▸ Dataset items
────────────────────────────────────────

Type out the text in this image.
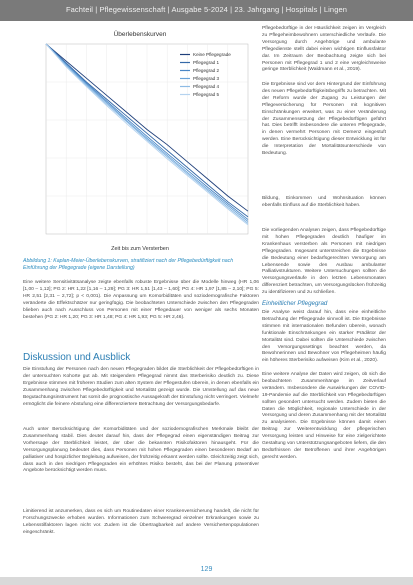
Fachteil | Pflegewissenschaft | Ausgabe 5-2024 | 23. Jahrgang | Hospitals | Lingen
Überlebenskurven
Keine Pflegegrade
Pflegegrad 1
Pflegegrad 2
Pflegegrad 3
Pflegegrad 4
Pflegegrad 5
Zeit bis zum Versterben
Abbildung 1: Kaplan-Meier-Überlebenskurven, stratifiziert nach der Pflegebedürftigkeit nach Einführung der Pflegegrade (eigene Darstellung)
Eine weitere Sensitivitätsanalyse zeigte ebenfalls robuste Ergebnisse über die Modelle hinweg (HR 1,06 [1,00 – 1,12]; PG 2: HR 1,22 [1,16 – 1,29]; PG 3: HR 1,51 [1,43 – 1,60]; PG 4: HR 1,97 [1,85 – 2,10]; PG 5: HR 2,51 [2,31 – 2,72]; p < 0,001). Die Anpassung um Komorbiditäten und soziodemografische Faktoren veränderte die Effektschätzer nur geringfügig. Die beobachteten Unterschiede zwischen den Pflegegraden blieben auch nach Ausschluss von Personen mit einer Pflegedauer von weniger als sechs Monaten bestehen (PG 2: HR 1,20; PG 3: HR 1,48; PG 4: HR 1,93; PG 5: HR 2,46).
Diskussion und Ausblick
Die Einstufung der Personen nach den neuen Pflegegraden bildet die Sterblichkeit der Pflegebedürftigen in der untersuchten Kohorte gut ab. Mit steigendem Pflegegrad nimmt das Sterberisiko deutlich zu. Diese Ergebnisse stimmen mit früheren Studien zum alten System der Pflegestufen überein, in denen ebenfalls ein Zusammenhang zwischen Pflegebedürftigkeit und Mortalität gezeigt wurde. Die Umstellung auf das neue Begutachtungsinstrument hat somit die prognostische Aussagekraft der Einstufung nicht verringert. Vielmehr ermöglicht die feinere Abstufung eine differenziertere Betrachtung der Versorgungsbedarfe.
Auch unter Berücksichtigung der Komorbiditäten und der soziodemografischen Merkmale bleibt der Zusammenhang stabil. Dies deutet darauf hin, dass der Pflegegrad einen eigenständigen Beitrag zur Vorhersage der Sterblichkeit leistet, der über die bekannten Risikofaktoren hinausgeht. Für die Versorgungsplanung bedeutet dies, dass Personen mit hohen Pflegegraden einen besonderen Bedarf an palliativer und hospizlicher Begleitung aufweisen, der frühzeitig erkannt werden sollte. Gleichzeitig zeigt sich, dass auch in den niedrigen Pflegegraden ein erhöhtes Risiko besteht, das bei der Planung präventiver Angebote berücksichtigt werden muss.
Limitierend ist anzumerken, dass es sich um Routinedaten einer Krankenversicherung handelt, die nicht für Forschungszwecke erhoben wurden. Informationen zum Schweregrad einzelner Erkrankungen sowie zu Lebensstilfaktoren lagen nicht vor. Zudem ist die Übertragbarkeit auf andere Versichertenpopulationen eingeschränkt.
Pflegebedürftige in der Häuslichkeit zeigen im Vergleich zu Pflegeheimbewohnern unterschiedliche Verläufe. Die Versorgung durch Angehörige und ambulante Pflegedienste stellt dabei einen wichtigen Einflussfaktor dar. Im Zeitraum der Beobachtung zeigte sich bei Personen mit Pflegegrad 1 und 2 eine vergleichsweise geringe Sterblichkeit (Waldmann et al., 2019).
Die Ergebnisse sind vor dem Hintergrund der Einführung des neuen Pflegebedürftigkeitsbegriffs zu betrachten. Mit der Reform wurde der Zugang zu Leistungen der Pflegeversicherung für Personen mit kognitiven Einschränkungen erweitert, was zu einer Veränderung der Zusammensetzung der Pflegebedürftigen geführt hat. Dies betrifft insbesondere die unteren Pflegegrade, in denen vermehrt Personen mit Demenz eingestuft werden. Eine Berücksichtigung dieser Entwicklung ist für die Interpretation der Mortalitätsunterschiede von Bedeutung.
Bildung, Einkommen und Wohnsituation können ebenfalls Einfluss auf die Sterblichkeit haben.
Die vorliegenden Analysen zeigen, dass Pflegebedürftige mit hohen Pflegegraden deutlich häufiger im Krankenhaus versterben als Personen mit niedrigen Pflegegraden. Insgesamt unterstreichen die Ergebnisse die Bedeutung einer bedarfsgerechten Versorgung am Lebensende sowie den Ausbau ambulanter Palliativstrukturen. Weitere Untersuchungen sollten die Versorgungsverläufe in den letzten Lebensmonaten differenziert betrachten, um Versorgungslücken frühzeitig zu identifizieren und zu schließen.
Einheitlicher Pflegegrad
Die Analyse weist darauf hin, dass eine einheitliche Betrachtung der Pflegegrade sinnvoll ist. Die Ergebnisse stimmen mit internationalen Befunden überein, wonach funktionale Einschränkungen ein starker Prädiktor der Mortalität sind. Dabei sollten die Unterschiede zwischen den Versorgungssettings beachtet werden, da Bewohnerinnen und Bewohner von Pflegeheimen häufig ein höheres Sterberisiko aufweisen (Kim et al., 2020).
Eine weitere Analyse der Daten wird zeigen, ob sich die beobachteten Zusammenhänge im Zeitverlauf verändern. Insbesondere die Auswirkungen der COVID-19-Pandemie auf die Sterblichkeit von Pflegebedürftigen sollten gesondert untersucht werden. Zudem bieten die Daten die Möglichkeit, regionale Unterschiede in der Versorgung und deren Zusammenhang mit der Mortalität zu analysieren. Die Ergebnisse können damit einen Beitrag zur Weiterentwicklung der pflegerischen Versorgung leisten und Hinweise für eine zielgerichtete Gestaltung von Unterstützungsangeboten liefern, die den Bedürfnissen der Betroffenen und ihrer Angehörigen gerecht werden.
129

────────────────────────────────────────

▸ PROBLEM DETAILS
How many of the lines in the listing above hold the word "Überlebenskurven"? Report only that figure.

▸ EXERCISE ANSWER
2